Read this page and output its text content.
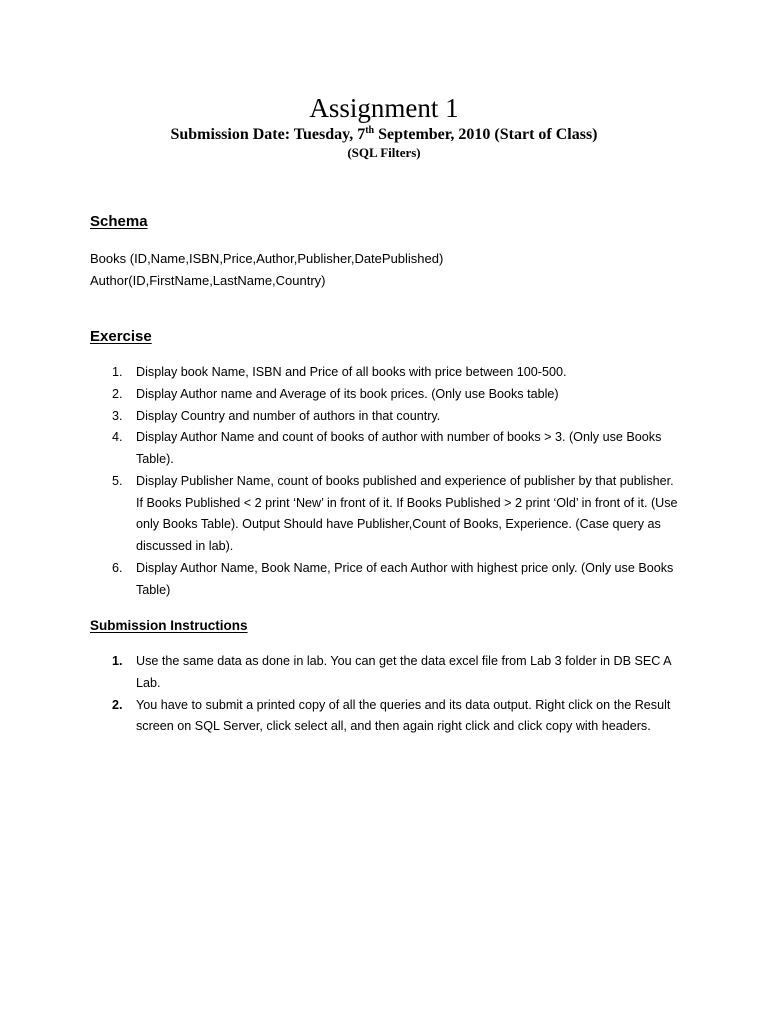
Assignment 1
Submission Date: Tuesday, 7th September, 2010 (Start of Class)
(SQL Filters)
Schema
Books (ID,Name,ISBN,Price,Author,Publisher,DatePublished)
Author(ID,FirstName,LastName,Country)
Exercise
1. Display book Name, ISBN and Price of all books with price between 100-500.
2. Display Author name and Average of its book prices. (Only use Books table)
3. Display Country and number of authors in that country.
4. Display Author Name and count of books of author with number of books > 3. (Only use Books Table).
5. Display Publisher Name, count of books published and experience of publisher by that publisher. If Books Published < 2 print ‘New’ in front of it. If Books Published > 2 print ‘Old’ in front of it. (Use only Books Table). Output Should have Publisher,Count of Books, Experience. (Case query as discussed in lab).
6. Display Author Name, Book Name, Price of each Author with highest price only. (Only use Books Table)
Submission Instructions
1. Use the same data as done in lab. You can get the data excel file from Lab 3 folder in DB SEC A Lab.
2. You have to submit a printed copy of all the queries and its data output. Right click on the Result screen on SQL Server, click select all, and then again right click and click copy with headers.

_Written request_
Locate the string "that" in the listing above and copy every line where it occurs.

_Written answer_
3. Display Country and number of authors in that country.
5. Display Publisher Name, count of books published and experience of publisher by that publisher. If Books Published < 2 print ‘New’ in front of it. If Books Published > 2 print ‘Old’ in front of it. (Use only Books Table). Output Should have Publisher,Count of Books, Experience. (Case query as discussed in lab).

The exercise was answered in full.